What to do
The data below should be copied over with complete accuracy.

Document structure recognition data
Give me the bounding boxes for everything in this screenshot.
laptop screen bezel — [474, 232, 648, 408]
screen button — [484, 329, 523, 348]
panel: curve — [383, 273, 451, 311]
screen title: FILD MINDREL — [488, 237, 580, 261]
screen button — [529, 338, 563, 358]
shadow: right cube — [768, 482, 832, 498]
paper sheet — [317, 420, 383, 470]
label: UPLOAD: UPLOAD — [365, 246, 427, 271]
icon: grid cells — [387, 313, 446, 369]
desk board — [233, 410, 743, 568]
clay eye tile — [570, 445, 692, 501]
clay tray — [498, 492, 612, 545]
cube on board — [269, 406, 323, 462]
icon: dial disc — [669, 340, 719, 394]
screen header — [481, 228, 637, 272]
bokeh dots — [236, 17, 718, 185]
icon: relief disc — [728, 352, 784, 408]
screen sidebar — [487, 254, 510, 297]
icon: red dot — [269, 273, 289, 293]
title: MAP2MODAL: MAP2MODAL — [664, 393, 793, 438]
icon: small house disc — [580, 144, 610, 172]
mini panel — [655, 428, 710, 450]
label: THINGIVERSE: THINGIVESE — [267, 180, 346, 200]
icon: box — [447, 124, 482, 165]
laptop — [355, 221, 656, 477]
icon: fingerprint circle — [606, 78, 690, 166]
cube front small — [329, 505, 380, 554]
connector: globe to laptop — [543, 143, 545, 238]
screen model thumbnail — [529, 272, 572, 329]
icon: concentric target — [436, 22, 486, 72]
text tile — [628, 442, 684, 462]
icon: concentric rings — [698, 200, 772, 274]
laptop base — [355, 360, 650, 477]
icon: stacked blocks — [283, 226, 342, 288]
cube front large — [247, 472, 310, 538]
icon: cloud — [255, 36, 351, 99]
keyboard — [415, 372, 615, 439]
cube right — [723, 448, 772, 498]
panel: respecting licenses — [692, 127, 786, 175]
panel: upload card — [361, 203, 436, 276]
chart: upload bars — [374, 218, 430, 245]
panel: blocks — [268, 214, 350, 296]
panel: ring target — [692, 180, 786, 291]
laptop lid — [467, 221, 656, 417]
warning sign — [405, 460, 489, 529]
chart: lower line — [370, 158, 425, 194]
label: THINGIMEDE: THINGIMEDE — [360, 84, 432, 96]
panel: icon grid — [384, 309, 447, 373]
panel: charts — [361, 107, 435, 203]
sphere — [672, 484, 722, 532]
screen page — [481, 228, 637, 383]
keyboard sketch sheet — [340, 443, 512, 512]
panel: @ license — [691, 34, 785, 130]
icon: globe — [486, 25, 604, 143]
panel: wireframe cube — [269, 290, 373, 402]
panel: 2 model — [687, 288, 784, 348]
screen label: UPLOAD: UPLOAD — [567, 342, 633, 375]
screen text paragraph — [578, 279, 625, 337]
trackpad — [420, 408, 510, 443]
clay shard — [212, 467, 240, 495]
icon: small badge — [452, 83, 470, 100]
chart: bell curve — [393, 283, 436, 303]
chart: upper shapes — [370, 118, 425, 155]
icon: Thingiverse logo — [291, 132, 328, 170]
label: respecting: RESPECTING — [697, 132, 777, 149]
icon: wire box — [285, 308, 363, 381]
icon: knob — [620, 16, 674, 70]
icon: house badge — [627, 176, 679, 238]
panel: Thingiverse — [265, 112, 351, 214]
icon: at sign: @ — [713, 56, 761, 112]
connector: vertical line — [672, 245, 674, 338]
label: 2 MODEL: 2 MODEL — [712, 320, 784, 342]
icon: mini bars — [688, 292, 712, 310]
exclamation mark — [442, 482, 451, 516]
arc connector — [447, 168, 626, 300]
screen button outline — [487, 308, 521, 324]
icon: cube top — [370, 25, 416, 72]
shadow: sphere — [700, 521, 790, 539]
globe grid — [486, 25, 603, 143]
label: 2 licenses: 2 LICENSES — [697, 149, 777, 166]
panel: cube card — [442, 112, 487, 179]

Written reply
Give me the bounding boxes for everything in this screenshot.
laptop screen bezel — [474, 232, 648, 408]
screen button — [484, 329, 523, 348]
panel: curve — [383, 273, 451, 311]
screen title: FILD MINDREL — [488, 237, 580, 261]
screen button — [529, 338, 563, 358]
shadow: right cube — [768, 482, 832, 498]
paper sheet — [317, 420, 383, 470]
label: UPLOAD: UPLOAD — [365, 246, 427, 271]
icon: grid cells — [387, 313, 446, 369]
desk board — [233, 410, 743, 568]
clay eye tile — [570, 445, 692, 501]
clay tray — [498, 492, 612, 545]
cube on board — [269, 406, 323, 462]
icon: dial disc — [669, 340, 719, 394]
screen header — [481, 228, 637, 272]
bokeh dots — [236, 17, 718, 185]
icon: relief disc — [728, 352, 784, 408]
screen sidebar — [487, 254, 510, 297]
icon: red dot — [269, 273, 289, 293]
title: MAP2MODAL: MAP2MODAL — [664, 393, 793, 438]
icon: small house disc — [580, 144, 610, 172]
mini panel — [655, 428, 710, 450]
label: THINGIVERSE: THINGIVESE — [267, 180, 346, 200]
icon: box — [447, 124, 482, 165]
laptop — [355, 221, 656, 477]
icon: fingerprint circle — [606, 78, 690, 166]
cube front small — [329, 505, 380, 554]
connector: globe to laptop — [543, 143, 545, 238]
screen model thumbnail — [529, 272, 572, 329]
icon: concentric target — [436, 22, 486, 72]
text tile — [628, 442, 684, 462]
icon: concentric rings — [698, 200, 772, 274]
laptop base — [355, 360, 650, 477]
icon: stacked blocks — [283, 226, 342, 288]
cube front large — [247, 472, 310, 538]
icon: cloud — [255, 36, 351, 99]
keyboard — [415, 372, 615, 439]
cube right — [723, 448, 772, 498]
panel: respecting licenses — [692, 127, 786, 175]
panel: upload card — [361, 203, 436, 276]
chart: upload bars — [374, 218, 430, 245]
panel: blocks — [268, 214, 350, 296]
panel: ring target — [692, 180, 786, 291]
laptop lid — [467, 221, 656, 417]
warning sign — [405, 460, 489, 529]
chart: lower line — [370, 158, 425, 194]
label: THINGIMEDE: THINGIMEDE — [360, 84, 432, 96]
panel: icon grid — [384, 309, 447, 373]
panel: charts — [361, 107, 435, 203]
sphere — [672, 484, 722, 532]
screen page — [481, 228, 637, 383]
keyboard sketch sheet — [340, 443, 512, 512]
panel: @ license — [691, 34, 785, 130]
icon: globe — [486, 25, 604, 143]
panel: wireframe cube — [269, 290, 373, 402]
panel: 2 model — [687, 288, 784, 348]
screen label: UPLOAD: UPLOAD — [567, 342, 633, 375]
screen text paragraph — [578, 279, 625, 337]
trackpad — [420, 408, 510, 443]
clay shard — [212, 467, 240, 495]
icon: small badge — [452, 83, 470, 100]
chart: bell curve — [393, 283, 436, 303]
chart: upper shapes — [370, 118, 425, 155]
icon: Thingiverse logo — [291, 132, 328, 170]
label: respecting: RESPECTING — [697, 132, 777, 149]
icon: wire box — [285, 308, 363, 381]
icon: knob — [620, 16, 674, 70]
icon: house badge — [627, 176, 679, 238]
panel: Thingiverse — [265, 112, 351, 214]
icon: at sign: @ — [713, 56, 761, 112]
connector: vertical line — [672, 245, 674, 338]
label: 2 MODEL: 2 MODEL — [712, 320, 784, 342]
icon: mini bars — [688, 292, 712, 310]
exclamation mark — [442, 482, 451, 516]
arc connector — [447, 168, 626, 300]
screen button outline — [487, 308, 521, 324]
icon: cube top — [370, 25, 416, 72]
shadow: sphere — [700, 521, 790, 539]
globe grid — [486, 25, 603, 143]
label: 2 licenses: 2 LICENSES — [697, 149, 777, 166]
panel: cube card — [442, 112, 487, 179]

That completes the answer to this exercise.